Figure content listings:
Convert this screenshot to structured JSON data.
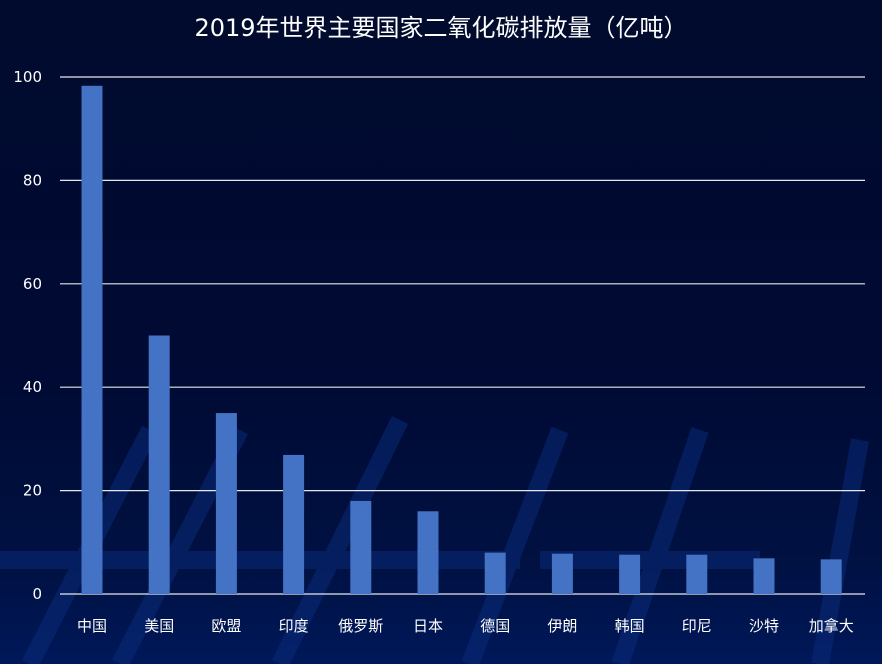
{
  "chart_data": {
    "type": "bar",
    "title": "2019年世界主要国家二氧化碳排放量（亿吨）",
    "xlabel": "",
    "ylabel": "",
    "categories": [
      "中国",
      "美国",
      "欧盟",
      "印度",
      "俄罗斯",
      "日本",
      "德国",
      "伊朗",
      "韩国",
      "印尼",
      "沙特",
      "加拿大"
    ],
    "values": [
      98.3,
      50,
      35,
      26.9,
      18,
      16,
      8,
      7.8,
      7.6,
      7.6,
      6.9,
      6.7
    ],
    "ylim": [
      0,
      100
    ],
    "yticks": [
      "0",
      "20",
      "40",
      "60",
      "80",
      "100"
    ],
    "grid": true,
    "bar_color": "#4472c4",
    "gridline_color": "#ffffff",
    "text_color": "#ffffff",
    "background_color": "#000b2e"
  }
}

SHORT TASK - Please set down each line of the data above exactly as written, without the pictures.

SOLUTION TO THIS EXERCISE -
Convert this screenshot to structured JSON data.
{
  "chart_data": {
    "type": "bar",
    "title": "2019年世界主要国家二氧化碳排放量（亿吨）",
    "xlabel": "",
    "ylabel": "",
    "categories": [
      "中国",
      "美国",
      "欧盟",
      "印度",
      "俄罗斯",
      "日本",
      "德国",
      "伊朗",
      "韩国",
      "印尼",
      "沙特",
      "加拿大"
    ],
    "values": [
      98.3,
      50,
      35,
      26.9,
      18,
      16,
      8,
      7.8,
      7.6,
      7.6,
      6.9,
      6.7
    ],
    "ylim": [
      0,
      100
    ],
    "yticks": [
      "0",
      "20",
      "40",
      "60",
      "80",
      "100"
    ],
    "grid": true,
    "bar_color": "#4472c4",
    "gridline_color": "#ffffff",
    "text_color": "#ffffff",
    "background_color": "#000b2e"
  }
}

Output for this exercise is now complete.